→ Written task
Write out every entry word for word.

→ Given records
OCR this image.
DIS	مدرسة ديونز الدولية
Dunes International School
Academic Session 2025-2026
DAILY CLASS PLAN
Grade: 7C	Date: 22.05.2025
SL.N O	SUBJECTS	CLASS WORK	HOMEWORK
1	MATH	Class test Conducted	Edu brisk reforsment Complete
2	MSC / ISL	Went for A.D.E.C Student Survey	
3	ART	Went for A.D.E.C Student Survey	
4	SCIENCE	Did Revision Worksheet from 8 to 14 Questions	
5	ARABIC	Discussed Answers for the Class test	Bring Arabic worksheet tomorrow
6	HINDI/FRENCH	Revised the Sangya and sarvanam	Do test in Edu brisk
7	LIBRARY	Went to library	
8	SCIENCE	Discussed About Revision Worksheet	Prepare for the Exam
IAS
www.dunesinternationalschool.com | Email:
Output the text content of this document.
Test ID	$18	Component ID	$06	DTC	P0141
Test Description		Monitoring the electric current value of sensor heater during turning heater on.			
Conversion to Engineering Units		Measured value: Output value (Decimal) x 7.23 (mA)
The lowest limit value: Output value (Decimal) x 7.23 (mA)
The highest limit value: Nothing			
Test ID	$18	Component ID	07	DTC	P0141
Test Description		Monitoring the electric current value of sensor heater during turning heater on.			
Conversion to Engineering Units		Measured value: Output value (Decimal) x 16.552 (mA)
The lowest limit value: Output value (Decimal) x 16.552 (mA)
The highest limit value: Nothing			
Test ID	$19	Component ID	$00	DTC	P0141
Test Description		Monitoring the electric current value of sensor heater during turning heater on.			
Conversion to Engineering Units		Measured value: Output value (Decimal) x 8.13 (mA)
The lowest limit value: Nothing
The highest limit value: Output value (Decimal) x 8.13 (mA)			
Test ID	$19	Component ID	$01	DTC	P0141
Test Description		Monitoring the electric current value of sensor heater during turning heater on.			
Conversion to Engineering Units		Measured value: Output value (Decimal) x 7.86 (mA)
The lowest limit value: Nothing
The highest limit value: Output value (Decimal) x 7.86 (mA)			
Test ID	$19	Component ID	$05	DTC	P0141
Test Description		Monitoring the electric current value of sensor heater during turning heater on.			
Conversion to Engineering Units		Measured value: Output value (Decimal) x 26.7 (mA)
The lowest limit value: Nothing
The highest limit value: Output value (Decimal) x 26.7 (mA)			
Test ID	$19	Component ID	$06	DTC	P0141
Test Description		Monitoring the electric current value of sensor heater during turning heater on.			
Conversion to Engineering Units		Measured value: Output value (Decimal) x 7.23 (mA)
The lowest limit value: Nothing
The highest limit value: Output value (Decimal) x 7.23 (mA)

→ Answer to this exercise
OCR this image.
DIS	مدرسة ديونز الدولية
Dunes International School
Academic Session 2025-2026
DAILY CLASS PLAN
Grade: 7C	Date: 22.05.2025
SL.N O	SUBJECTS	CLASS WORK	HOMEWORK
1	MATH	Class test Conducted	Edu brisk reforsment Complete
2	MSC / ISL	Went for A.D.E.C Student Survey	
3	ART	Went for A.D.E.C Student Survey	
4	SCIENCE	Did Revision Worksheet from 8 to 14 Questions	
5	ARABIC	Discussed Answers for the Class test	Bring Arabic worksheet tomorrow
6	HINDI/FRENCH	Revised the Sangya and sarvanam	Do test in Edu brisk
7	LIBRARY	Went to library	
8	SCIENCE	Discussed About Revision Worksheet	Prepare for the Exam
IAS
www.dunesinternationalschool.com | Email:
Output the text content of this document.
Test ID	$18	Component ID	$06	DTC	P0141
Test Description		Monitoring the electric current value of sensor heater during turning heater on.			
Conversion to Engineering Units		Measured value: Output value (Decimal) x 7.23 (mA)
The lowest limit value: Output value (Decimal) x 7.23 (mA)
The highest limit value: Nothing			
Test ID	$18	Component ID	07	DTC	P0141
Test Description		Monitoring the electric current value of sensor heater during turning heater on.			
Conversion to Engineering Units		Measured value: Output value (Decimal) x 16.552 (mA)
The lowest limit value: Output value (Decimal) x 16.552 (mA)
The highest limit value: Nothing			
Test ID	$19	Component ID	$00	DTC	P0141
Test Description		Monitoring the electric current value of sensor heater during turning heater on.			
Conversion to Engineering Units		Measured value: Output value (Decimal) x 8.13 (mA)
The lowest limit value: Nothing
The highest limit value: Output value (Decimal) x 8.13 (mA)			
Test ID	$19	Component ID	$01	DTC	P0141
Test Description		Monitoring the electric current value of sensor heater during turning heater on.			
Conversion to Engineering Units		Measured value: Output value (Decimal) x 7.86 (mA)
The lowest limit value: Nothing
The highest limit value: Output value (Decimal) x 7.86 (mA)			
Test ID	$19	Component ID	$05	DTC	P0141
Test Description		Monitoring the electric current value of sensor heater during turning heater on.			
Conversion to Engineering Units		Measured value: Output value (Decimal) x 26.7 (mA)
The lowest limit value: Nothing
The highest limit value: Output value (Decimal) x 26.7 (mA)			
Test ID	$19	Component ID	$06	DTC	P0141
Test Description		Monitoring the electric current value of sensor heater during turning heater on.			
Conversion to Engineering Units		Measured value: Output value (Decimal) x 7.23 (mA)
The lowest limit value: Nothing
The highest limit value: Output value (Decimal) x 7.23 (mA)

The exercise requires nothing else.